▸ Lines of data
....
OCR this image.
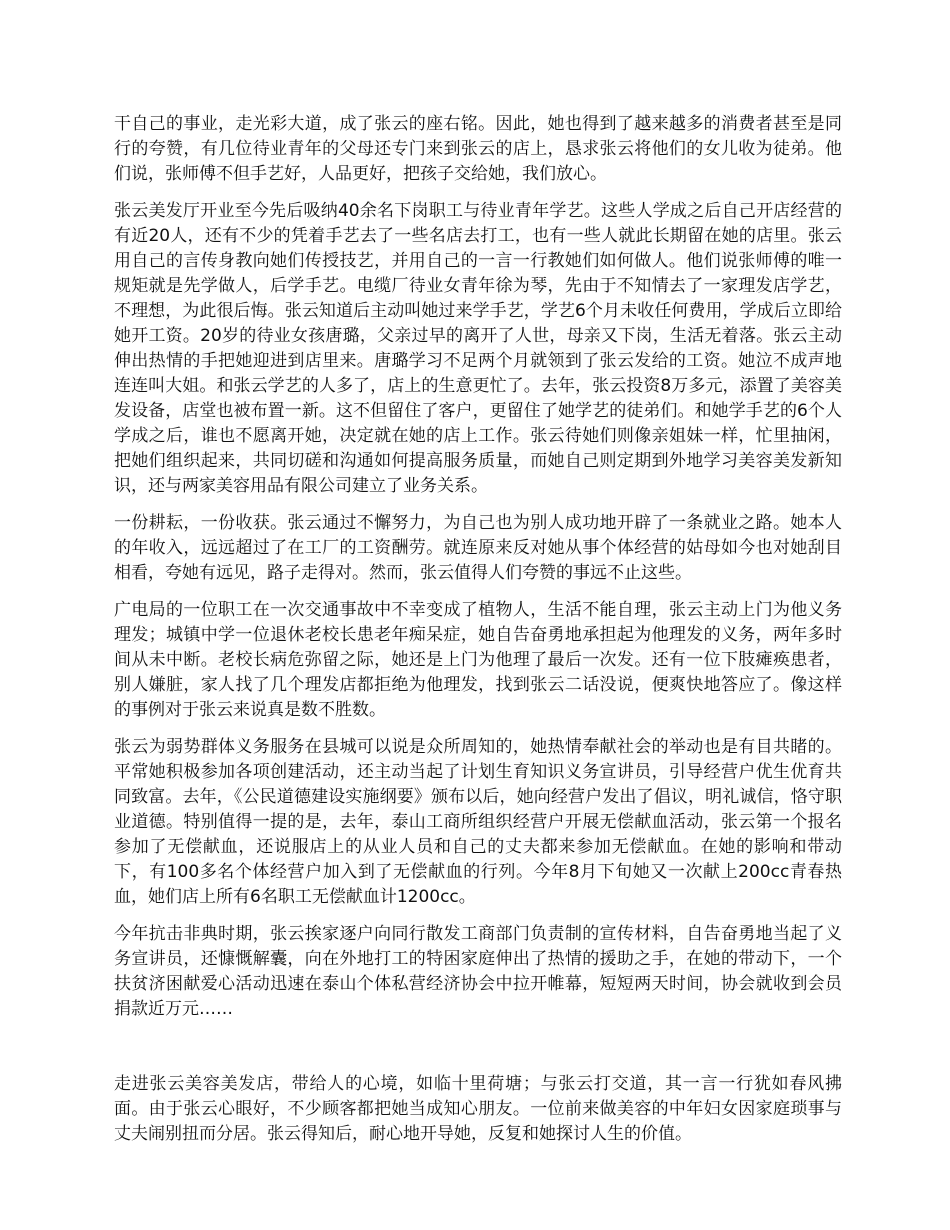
干自己的事业，走光彩大道，成了张云的座右铭。因此，她也得到了越来越多的消费者甚至是同行的夸赞，有几位待业青年的父母还专门来到张云的店上，恳求张云将他们的女儿收为徒弟。他们说，张师傅不但手艺好，人品更好，把孩子交给她，我们放心。

张云美发厅开业至今先后吸纳40余名下岗职工与待业青年学艺。这些人学成之后自己开店经营的有近20人，还有不少的凭着手艺去了一些名店去打工，也有一些人就此长期留在她的店里。张云用自己的言传身教向她们传授技艺，并用自己的一言一行教她们如何做人。他们说张师傅的唯一规矩就是先学做人，后学手艺。电缆厂待业女青年徐为琴，先由于不知情去了一家理发店学艺，不理想，为此很后悔。张云知道后主动叫她过来学手艺，学艺6个月未收任何费用，学成后立即给她开工资。20岁的待业女孩唐璐，父亲过早的离开了人世，母亲又下岗，生活无着落。张云主动伸出热情的手把她迎进到店里来。唐璐学习不足两个月就领到了张云发给的工资。她泣不成声地连连叫大姐。和张云学艺的人多了，店上的生意更忙了。去年，张云投资8万多元，添置了美容美发设备，店堂也被布置一新。这不但留住了客户，更留住了她学艺的徒弟们。和她学手艺的6个人学成之后，谁也不愿离开她，决定就在她的店上工作。张云待她们则像亲姐妹一样，忙里抽闲，把她们组织起来，共同切磋和沟通如何提高服务质量，而她自己则定期到外地学习美容美发新知识，还与两家美容用品有限公司建立了业务关系。

一份耕耘，一份收获。张云通过不懈努力，为自己也为别人成功地开辟了一条就业之路。她本人的年收入，远远超过了在工厂的工资酬劳。就连原来反对她从事个体经营的姑母如今也对她刮目相看，夸她有远见，路子走得对。然而，张云值得人们夸赞的事远不止这些。

广电局的一位职工在一次交通事故中不幸变成了植物人，生活不能自理，张云主动上门为他义务理发；城镇中学一位退休老校长患老年痴呆症，她自告奋勇地承担起为他理发的义务，两年多时间从未中断。老校长病危弥留之际，她还是上门为他理了最后一次发。还有一位下肢瘫痪患者，别人嫌脏，家人找了几个理发店都拒绝为他理发，找到张云二话没说，便爽快地答应了。像这样的事例对于张云来说真是数不胜数。

张云为弱势群体义务服务在县城可以说是众所周知的，她热情奉献社会的举动也是有目共睹的。平常她积极参加各项创建活动，还主动当起了计划生育知识义务宣讲员，引导经营户优生优育共同致富。去年，《公民道德建设实施纲要》颁布以后，她向经营户发出了倡议，明礼诚信，恪守职业道德。特别值得一提的是，去年，泰山工商所组织经营户开展无偿献血活动，张云第一个报名参加了无偿献血，还说服店上的从业人员和自己的丈夫都来参加无偿献血。在她的影响和带动下，有100多名个体经营户加入到了无偿献血的行列。今年8月下旬她又一次献上200cc青春热血，她们店上所有6名职工无偿献血计1200cc。

今年抗击非典时期，张云挨家逐户向同行散发工商部门负责制的宣传材料，自告奋勇地当起了义务宣讲员，还慷慨解囊，向在外地打工的特困家庭伸出了热情的援助之手，在她的带动下，一个扶贫济困献爱心活动迅速在泰山个体私营经济协会中拉开帷幕，短短两天时间，协会就收到会员捐款近万元……

走进张云美容美发店，带给人的心境，如临十里荷塘；与张云打交道，其一言一行犹如春风拂面。由于张云心眼好，不少顾客都把她当成知心朋友。一位前来做美容的中年妇女因家庭琐事与丈夫闹别扭而分居。张云得知后，耐心地开导她，反复和她探讨人生的价值。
....
▸ EXERCISE
Leave the images out, please, and restate each line word for word.

▸ RESPONSE FOR THIS EXERCISE
OCR this image.
干自己的事业，走光彩大道，成了张云的座右铭。因此，她也得到了越来越多的消费者甚至是同行的夸赞，有几位待业青年的父母还专门来到张云的店上，恳求张云将他们的女儿收为徒弟。他们说，张师傅不但手艺好，人品更好，把孩子交给她，我们放心。

张云美发厅开业至今先后吸纳40余名下岗职工与待业青年学艺。这些人学成之后自己开店经营的有近20人，还有不少的凭着手艺去了一些名店去打工，也有一些人就此长期留在她的店里。张云用自己的言传身教向她们传授技艺，并用自己的一言一行教她们如何做人。他们说张师傅的唯一规矩就是先学做人，后学手艺。电缆厂待业女青年徐为琴，先由于不知情去了一家理发店学艺，不理想，为此很后悔。张云知道后主动叫她过来学手艺，学艺6个月未收任何费用，学成后立即给她开工资。20岁的待业女孩唐璐，父亲过早的离开了人世，母亲又下岗，生活无着落。张云主动伸出热情的手把她迎进到店里来。唐璐学习不足两个月就领到了张云发给的工资。她泣不成声地连连叫大姐。和张云学艺的人多了，店上的生意更忙了。去年，张云投资8万多元，添置了美容美发设备，店堂也被布置一新。这不但留住了客户，更留住了她学艺的徒弟们。和她学手艺的6个人学成之后，谁也不愿离开她，决定就在她的店上工作。张云待她们则像亲姐妹一样，忙里抽闲，把她们组织起来，共同切磋和沟通如何提高服务质量，而她自己则定期到外地学习美容美发新知识，还与两家美容用品有限公司建立了业务关系。

一份耕耘，一份收获。张云通过不懈努力，为自己也为别人成功地开辟了一条就业之路。她本人的年收入，远远超过了在工厂的工资酬劳。就连原来反对她从事个体经营的姑母如今也对她刮目相看，夸她有远见，路子走得对。然而，张云值得人们夸赞的事远不止这些。

广电局的一位职工在一次交通事故中不幸变成了植物人，生活不能自理，张云主动上门为他义务理发；城镇中学一位退休老校长患老年痴呆症，她自告奋勇地承担起为他理发的义务，两年多时间从未中断。老校长病危弥留之际，她还是上门为他理了最后一次发。还有一位下肢瘫痪患者，别人嫌脏，家人找了几个理发店都拒绝为他理发，找到张云二话没说，便爽快地答应了。像这样的事例对于张云来说真是数不胜数。

张云为弱势群体义务服务在县城可以说是众所周知的，她热情奉献社会的举动也是有目共睹的。平常她积极参加各项创建活动，还主动当起了计划生育知识义务宣讲员，引导经营户优生优育共同致富。去年，《公民道德建设实施纲要》颁布以后，她向经营户发出了倡议，明礼诚信，恪守职业道德。特别值得一提的是，去年，泰山工商所组织经营户开展无偿献血活动，张云第一个报名参加了无偿献血，还说服店上的从业人员和自己的丈夫都来参加无偿献血。在她的影响和带动下，有100多名个体经营户加入到了无偿献血的行列。今年8月下旬她又一次献上200cc青春热血，她们店上所有6名职工无偿献血计1200cc。

今年抗击非典时期，张云挨家逐户向同行散发工商部门负责制的宣传材料，自告奋勇地当起了义务宣讲员，还慷慨解囊，向在外地打工的特困家庭伸出了热情的援助之手，在她的带动下，一个扶贫济困献爱心活动迅速在泰山个体私营经济协会中拉开帷幕，短短两天时间，协会就收到会员捐款近万元……

走进张云美容美发店，带给人的心境，如临十里荷塘；与张云打交道，其一言一行犹如春风拂面。由于张云心眼好，不少顾客都把她当成知心朋友。一位前来做美容的中年妇女因家庭琐事与丈夫闹别扭而分居。张云得知后，耐心地开导她，反复和她探讨人生的价值。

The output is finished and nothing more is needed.